Text provided Start Marker

435: How to Actually Use Claude Code to Build Serious Software

Download MP3
Arvid:

Hey. It's Arvid, and this is the Bootstrap founder. I've been using Cloud Code for over half a year now, pretty much exclusively to build my platform. I haven't really deviated much to other tools, and I think I have gathered enough experience with the system that it's time to share what I have learned about using Cloud Code effectively to build this kind of nontrivial software service application that I am building as well. Here's what I found.

Arvid:

That's kind of the summary of this. A lot of the value of Cloud Code is in its configuration and in the correct prompting. When you're just starting, you might think that the value is really in the code it generates. It's kind of true. But honestly, most of the value of Cloud Code is in the code it doesn't generate, so you don't have to throw it away.

Arvid:

The better you are at setting a really solid system prompt at executing the AgenTic loop correctly with the right permissions and the right interceptions and restrictions, the better your experience with Cloud Code will be. And I will talk about just how those things work today. First off, any plan of Cloud Code will work for whatever you might need, and I mean subscription plans here. Right? The moment you start using it more heavily, if you start using it for feature building or for extensive testing for background processing for other things than just creating code, you will likely exceed the cheapest plan.

Arvid:

I think it's $20 a month. You wanna look at the max plan, and it tends to be what I would recommend at this point because then you can just keep it running and you will see why this matters in a second. Cloud Code released an integration with Chrome, the browser, a couple months ago. So you can start Cloud with the dash dash Chrome flag so that it connects to your Chrome instance, and you really just need to install a Chrome extension in your browser. And then you have this bridge to the browser that allows Claude to operate within that context of the browser for you.

Arvid:

So if you don't do anything else from all the things that I tell you today do this one thing allow Claude to see your application use the Chrome flag to literally be able to click around in it and take screenshots and move things and inject things and investigate the DOM and all the variables that run within it, that is incredibly powerful. It's very smart to connect your cloud instance to this running version of your software. With the prompt and within the operational loop, it can then be tasked with things like, look at this page, scroll down a little bit, and see how this one component overlaps with another. That's quite literally something that I used earlier today to fix the display bug. Or you can say something like, look at this page, inject some data, and see how it shifts the layout in weird and unexpected ways, which is a bug I had a couple days ago.

Arvid:

So I just had it add data to the running application inside the browser to record what happened, And Cloud will do this. It will try to recreate the situation, take screenshots, and then actually investigate what's going on by diving into both the visual, by using screenshots just to see what's going on, and the hierarchical structure of the page, by diving into the document object model, the DOM, and looking how things are arranged, looking at style sheets and all that. It's very powerful. I've done things over the last couple weeks like asking Claude to go into the navigation on the left and click on each item and see if all the first pages that come up there look similar or which one looks slightly different and might that need to be changed to create a consistent design language. And Cloud is incredibly good at this because it can navigate your website easily, can click, it can read, it can see, and then build this internal representation of that structure and work with that.

Text provided End Marker
Records provided Start Marker

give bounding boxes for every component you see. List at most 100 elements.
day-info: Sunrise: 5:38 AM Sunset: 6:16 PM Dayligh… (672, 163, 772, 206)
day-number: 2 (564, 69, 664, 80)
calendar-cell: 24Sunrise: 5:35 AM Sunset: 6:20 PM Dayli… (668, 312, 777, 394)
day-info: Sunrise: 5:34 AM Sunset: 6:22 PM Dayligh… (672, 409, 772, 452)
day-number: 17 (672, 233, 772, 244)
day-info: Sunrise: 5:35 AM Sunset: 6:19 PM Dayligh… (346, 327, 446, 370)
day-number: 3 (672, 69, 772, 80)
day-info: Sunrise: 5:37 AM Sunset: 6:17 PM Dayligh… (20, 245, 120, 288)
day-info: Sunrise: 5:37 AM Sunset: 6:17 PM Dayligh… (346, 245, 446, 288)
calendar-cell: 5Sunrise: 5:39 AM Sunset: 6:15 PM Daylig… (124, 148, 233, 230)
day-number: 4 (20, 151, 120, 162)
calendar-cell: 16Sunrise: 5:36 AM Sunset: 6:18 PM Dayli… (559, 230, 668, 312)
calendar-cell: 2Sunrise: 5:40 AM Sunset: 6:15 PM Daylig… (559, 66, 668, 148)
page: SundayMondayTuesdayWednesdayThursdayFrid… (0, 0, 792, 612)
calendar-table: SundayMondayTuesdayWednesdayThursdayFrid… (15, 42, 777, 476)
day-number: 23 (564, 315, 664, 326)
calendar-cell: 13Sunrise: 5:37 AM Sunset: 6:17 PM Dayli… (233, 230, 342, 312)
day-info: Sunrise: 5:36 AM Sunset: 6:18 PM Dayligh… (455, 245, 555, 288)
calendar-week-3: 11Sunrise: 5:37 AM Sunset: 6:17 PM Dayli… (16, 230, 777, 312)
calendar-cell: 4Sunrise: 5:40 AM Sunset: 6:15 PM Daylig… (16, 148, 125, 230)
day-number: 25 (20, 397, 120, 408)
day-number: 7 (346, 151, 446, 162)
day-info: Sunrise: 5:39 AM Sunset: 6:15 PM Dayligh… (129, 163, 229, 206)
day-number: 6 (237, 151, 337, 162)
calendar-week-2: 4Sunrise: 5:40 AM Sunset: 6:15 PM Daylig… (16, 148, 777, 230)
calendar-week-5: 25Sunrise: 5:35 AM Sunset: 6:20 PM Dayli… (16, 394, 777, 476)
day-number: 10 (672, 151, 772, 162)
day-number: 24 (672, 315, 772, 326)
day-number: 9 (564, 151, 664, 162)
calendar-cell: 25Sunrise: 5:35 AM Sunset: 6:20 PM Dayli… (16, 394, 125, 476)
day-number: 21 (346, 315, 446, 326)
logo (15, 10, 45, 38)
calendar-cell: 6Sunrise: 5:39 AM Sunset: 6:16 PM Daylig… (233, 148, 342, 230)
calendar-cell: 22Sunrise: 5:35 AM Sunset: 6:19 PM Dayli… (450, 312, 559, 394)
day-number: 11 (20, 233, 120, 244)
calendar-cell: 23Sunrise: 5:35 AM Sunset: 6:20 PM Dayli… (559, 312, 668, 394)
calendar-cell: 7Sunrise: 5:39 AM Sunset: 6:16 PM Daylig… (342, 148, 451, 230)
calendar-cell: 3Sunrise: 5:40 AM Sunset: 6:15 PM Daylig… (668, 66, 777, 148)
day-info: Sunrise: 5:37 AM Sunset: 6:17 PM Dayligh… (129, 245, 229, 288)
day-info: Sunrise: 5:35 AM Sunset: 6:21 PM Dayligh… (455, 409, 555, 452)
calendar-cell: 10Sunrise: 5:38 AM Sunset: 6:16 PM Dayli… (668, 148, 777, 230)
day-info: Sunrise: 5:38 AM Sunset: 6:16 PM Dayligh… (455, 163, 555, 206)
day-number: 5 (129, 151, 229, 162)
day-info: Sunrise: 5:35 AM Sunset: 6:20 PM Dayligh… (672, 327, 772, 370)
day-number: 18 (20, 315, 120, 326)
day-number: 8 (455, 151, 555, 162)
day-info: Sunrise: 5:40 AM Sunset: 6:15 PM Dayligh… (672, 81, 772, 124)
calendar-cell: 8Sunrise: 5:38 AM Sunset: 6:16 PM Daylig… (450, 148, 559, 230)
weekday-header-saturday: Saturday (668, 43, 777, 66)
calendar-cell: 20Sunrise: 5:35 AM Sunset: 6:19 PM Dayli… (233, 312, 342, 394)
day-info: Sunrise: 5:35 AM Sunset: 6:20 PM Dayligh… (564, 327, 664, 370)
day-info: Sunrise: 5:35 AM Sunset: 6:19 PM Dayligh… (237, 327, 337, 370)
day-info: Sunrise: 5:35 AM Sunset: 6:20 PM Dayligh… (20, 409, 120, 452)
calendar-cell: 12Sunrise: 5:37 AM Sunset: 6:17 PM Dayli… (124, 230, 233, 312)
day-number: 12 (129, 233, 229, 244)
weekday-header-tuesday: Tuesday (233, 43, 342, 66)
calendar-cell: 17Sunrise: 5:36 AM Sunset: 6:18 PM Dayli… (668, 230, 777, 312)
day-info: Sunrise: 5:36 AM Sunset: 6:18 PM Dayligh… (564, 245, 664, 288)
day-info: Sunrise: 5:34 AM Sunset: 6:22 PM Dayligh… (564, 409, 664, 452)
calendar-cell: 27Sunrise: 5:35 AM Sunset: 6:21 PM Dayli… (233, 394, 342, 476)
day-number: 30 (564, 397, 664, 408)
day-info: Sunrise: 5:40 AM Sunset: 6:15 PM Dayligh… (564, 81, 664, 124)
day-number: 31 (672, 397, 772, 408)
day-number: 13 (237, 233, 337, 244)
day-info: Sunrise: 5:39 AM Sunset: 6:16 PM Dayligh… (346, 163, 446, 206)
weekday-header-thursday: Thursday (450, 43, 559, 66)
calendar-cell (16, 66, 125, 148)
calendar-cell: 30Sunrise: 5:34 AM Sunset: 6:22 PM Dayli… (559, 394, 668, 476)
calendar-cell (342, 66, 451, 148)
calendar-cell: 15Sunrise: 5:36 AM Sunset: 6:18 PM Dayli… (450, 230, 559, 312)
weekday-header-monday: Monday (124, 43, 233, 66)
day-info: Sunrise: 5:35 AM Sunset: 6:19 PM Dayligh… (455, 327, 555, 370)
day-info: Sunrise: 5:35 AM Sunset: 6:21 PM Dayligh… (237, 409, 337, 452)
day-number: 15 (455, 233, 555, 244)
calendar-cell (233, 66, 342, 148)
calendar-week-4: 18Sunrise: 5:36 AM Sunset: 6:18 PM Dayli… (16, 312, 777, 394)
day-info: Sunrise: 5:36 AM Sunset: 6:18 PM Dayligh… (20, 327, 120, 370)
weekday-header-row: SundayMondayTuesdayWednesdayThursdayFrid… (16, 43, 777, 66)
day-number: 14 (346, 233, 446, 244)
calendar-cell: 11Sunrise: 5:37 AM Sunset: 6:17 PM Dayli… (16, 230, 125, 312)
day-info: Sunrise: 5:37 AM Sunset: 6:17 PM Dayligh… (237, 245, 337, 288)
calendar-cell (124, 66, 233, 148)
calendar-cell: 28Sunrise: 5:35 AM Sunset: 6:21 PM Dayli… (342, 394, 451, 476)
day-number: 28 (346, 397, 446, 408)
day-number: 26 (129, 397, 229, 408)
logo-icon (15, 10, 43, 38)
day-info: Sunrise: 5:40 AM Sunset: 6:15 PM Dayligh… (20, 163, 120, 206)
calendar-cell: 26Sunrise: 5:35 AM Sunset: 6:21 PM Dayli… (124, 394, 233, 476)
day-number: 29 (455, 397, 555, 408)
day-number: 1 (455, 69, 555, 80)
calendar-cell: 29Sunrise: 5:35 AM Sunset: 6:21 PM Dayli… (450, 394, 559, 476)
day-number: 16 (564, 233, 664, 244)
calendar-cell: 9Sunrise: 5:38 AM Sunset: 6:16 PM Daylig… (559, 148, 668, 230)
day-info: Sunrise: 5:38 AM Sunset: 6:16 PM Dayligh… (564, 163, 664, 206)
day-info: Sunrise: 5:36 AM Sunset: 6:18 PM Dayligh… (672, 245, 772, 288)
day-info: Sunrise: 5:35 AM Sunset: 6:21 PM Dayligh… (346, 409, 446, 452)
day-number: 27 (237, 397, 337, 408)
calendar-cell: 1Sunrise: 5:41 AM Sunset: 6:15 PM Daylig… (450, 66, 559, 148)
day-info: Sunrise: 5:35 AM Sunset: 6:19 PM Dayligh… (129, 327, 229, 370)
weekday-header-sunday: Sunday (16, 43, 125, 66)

Records provided End Marker

_Required tasks_
1. Answer these from the transcript:
(a) How long has the speaker been using the coding tool to build the platform?
(b) What monthly price does the speaker give for the cheapest plan?
(c) What must be installed in the browser for the Chrome integration to work?
2. Rewrite the transcript's paragraph that begins "So if you don't do anything else" as a short bulleted list that keeps its main facts.
The entries play no part in what is asked here.

_Answers below_
1.
(a) Over half a year.
(b) $20 a month.
(c) A Chrome extension.

2.
- The one thing to do above all else is let Claude see the application through the Chrome flag.
- Claude can then click around in the application, take screenshots, move and inject things, and investigate the DOM and the variables running within it.
- Connecting the instance to the running version of the software is very smart.
- Claude can be tasked with looking at a page, scrolling down, and checking how one component overlaps another; the speaker did this earlier that day to fix a display bug.
- It can also be told to inject data into a page and check how the layout shifts in unexpected ways, a bug the speaker had a couple of days earlier.